- _Your objective_
Write out each entry again. Keep every word exactly as it is.

- _Input for this task_

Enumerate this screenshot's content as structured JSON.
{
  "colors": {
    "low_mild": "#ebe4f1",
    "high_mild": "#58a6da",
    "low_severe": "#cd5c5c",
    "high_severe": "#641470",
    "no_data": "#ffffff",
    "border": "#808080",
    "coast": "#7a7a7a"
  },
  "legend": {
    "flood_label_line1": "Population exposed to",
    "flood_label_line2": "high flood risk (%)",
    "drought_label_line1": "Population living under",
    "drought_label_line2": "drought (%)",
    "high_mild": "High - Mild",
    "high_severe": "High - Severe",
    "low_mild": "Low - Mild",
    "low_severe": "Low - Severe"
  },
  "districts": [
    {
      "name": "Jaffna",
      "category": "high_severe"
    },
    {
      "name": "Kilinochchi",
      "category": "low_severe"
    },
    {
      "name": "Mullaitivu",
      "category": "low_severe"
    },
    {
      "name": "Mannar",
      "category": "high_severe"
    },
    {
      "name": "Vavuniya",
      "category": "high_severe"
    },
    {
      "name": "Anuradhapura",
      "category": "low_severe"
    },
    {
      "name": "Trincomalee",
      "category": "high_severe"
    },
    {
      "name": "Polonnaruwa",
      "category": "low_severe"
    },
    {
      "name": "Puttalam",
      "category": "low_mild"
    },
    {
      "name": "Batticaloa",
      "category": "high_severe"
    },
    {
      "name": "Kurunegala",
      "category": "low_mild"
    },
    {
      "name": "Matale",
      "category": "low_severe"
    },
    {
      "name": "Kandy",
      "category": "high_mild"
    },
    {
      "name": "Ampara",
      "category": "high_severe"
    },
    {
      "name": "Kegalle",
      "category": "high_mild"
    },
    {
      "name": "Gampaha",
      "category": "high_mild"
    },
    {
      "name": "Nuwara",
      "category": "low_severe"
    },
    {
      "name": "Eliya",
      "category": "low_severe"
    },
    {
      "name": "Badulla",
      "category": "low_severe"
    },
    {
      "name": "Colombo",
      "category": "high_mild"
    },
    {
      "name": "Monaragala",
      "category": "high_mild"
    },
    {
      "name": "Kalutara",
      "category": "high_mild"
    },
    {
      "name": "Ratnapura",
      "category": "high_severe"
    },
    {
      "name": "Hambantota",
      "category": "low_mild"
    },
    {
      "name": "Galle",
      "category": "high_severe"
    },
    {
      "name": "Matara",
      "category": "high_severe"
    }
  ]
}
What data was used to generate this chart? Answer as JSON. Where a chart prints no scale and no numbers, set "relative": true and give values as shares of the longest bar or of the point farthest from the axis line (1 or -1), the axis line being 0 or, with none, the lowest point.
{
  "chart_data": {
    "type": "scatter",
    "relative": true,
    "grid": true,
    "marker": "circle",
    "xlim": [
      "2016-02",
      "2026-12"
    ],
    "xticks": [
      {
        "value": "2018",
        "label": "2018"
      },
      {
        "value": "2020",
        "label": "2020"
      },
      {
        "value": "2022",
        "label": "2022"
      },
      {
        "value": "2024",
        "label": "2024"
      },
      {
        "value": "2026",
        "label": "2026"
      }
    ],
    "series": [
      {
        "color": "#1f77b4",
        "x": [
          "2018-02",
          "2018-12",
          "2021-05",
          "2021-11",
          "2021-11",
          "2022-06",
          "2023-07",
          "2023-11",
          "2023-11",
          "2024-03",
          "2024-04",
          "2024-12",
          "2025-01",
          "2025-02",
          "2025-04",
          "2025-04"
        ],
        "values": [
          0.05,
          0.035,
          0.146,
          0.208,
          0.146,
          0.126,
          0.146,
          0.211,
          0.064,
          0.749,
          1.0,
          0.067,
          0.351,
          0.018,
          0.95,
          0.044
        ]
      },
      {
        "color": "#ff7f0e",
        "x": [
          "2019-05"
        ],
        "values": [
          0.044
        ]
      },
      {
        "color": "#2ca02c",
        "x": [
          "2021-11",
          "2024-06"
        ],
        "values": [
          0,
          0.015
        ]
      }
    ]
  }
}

- _Correct response_
Enumerate this screenshot's content as structured JSON.
{
  "colors": {
    "low_mild": "#ebe4f1",
    "high_mild": "#58a6da",
    "low_severe": "#cd5c5c",
    "high_severe": "#641470",
    "no_data": "#ffffff",
    "border": "#808080",
    "coast": "#7a7a7a"
  },
  "legend": {
    "flood_label_line1": "Population exposed to",
    "flood_label_line2": "high flood risk (%)",
    "drought_label_line1": "Population living under",
    "drought_label_line2": "drought (%)",
    "high_mild": "High - Mild",
    "high_severe": "High - Severe",
    "low_mild": "Low - Mild",
    "low_severe": "Low - Severe"
  },
  "districts": [
    {
      "name": "Jaffna",
      "category": "high_severe"
    },
    {
      "name": "Kilinochchi",
      "category": "low_severe"
    },
    {
      "name": "Mullaitivu",
      "category": "low_severe"
    },
    {
      "name": "Mannar",
      "category": "high_severe"
    },
    {
      "name": "Vavuniya",
      "category": "high_severe"
    },
    {
      "name": "Anuradhapura",
      "category": "low_severe"
    },
    {
      "name": "Trincomalee",
      "category": "high_severe"
    },
    {
      "name": "Polonnaruwa",
      "category": "low_severe"
    },
    {
      "name": "Puttalam",
      "category": "low_mild"
    },
    {
      "name": "Batticaloa",
      "category": "high_severe"
    },
    {
      "name": "Kurunegala",
      "category": "low_mild"
    },
    {
      "name": "Matale",
      "category": "low_severe"
    },
    {
      "name": "Kandy",
      "category": "high_mild"
    },
    {
      "name": "Ampara",
      "category": "high_severe"
    },
    {
      "name": "Kegalle",
      "category": "high_mild"
    },
    {
      "name": "Gampaha",
      "category": "high_mild"
    },
    {
      "name": "Nuwara",
      "category": "low_severe"
    },
    {
      "name": "Eliya",
      "category": "low_severe"
    },
    {
      "name": "Badulla",
      "category": "low_severe"
    },
    {
      "name": "Colombo",
      "category": "high_mild"
    },
    {
      "name": "Monaragala",
      "category": "high_mild"
    },
    {
      "name": "Kalutara",
      "category": "high_mild"
    },
    {
      "name": "Ratnapura",
      "category": "high_severe"
    },
    {
      "name": "Hambantota",
      "category": "low_mild"
    },
    {
      "name": "Galle",
      "category": "high_severe"
    },
    {
      "name": "Matara",
      "category": "high_severe"
    }
  ]
}
What data was used to generate this chart? Answer as JSON. Where a chart prints no scale and no numbers, set "relative": true and give values as shares of the longest bar or of the point farthest from the axis line (1 or -1), the axis line being 0 or, with none, the lowest point.
{
  "chart_data": {
    "type": "scatter",
    "relative": true,
    "grid": true,
    "marker": "circle",
    "xlim": [
      "2016-02",
      "2026-12"
    ],
    "xticks": [
      {
        "value": "2018",
        "label": "2018"
      },
      {
        "value": "2020",
        "label": "2020"
      },
      {
        "value": "2022",
        "label": "2022"
      },
      {
        "value": "2024",
        "label": "2024"
      },
      {
        "value": "2026",
        "label": "2026"
      }
    ],
    "series": [
      {
        "color": "#1f77b4",
        "x": [
          "2018-02",
          "2018-12",
          "2021-05",
          "2021-11",
          "2021-11",
          "2022-06",
          "2023-07",
          "2023-11",
          "2023-11",
          "2024-03",
          "2024-04",
          "2024-12",
          "2025-01",
          "2025-02",
          "2025-04",
          "2025-04"
        ],
        "values": [
          0.05,
          0.035,
          0.146,
          0.208,
          0.146,
          0.126,
          0.146,
          0.211,
          0.064,
          0.749,
          1.0,
          0.067,
          0.351,
          0.018,
          0.95,
          0.044
        ]
      },
      {
        "color": "#ff7f0e",
        "x": [
          "2019-05"
        ],
        "values": [
          0.044
        ]
      },
      {
        "color": "#2ca02c",
        "x": [
          "2021-11",
          "2024-06"
        ],
        "values": [
          0,
          0.015
        ]
      }
    ]
  }
}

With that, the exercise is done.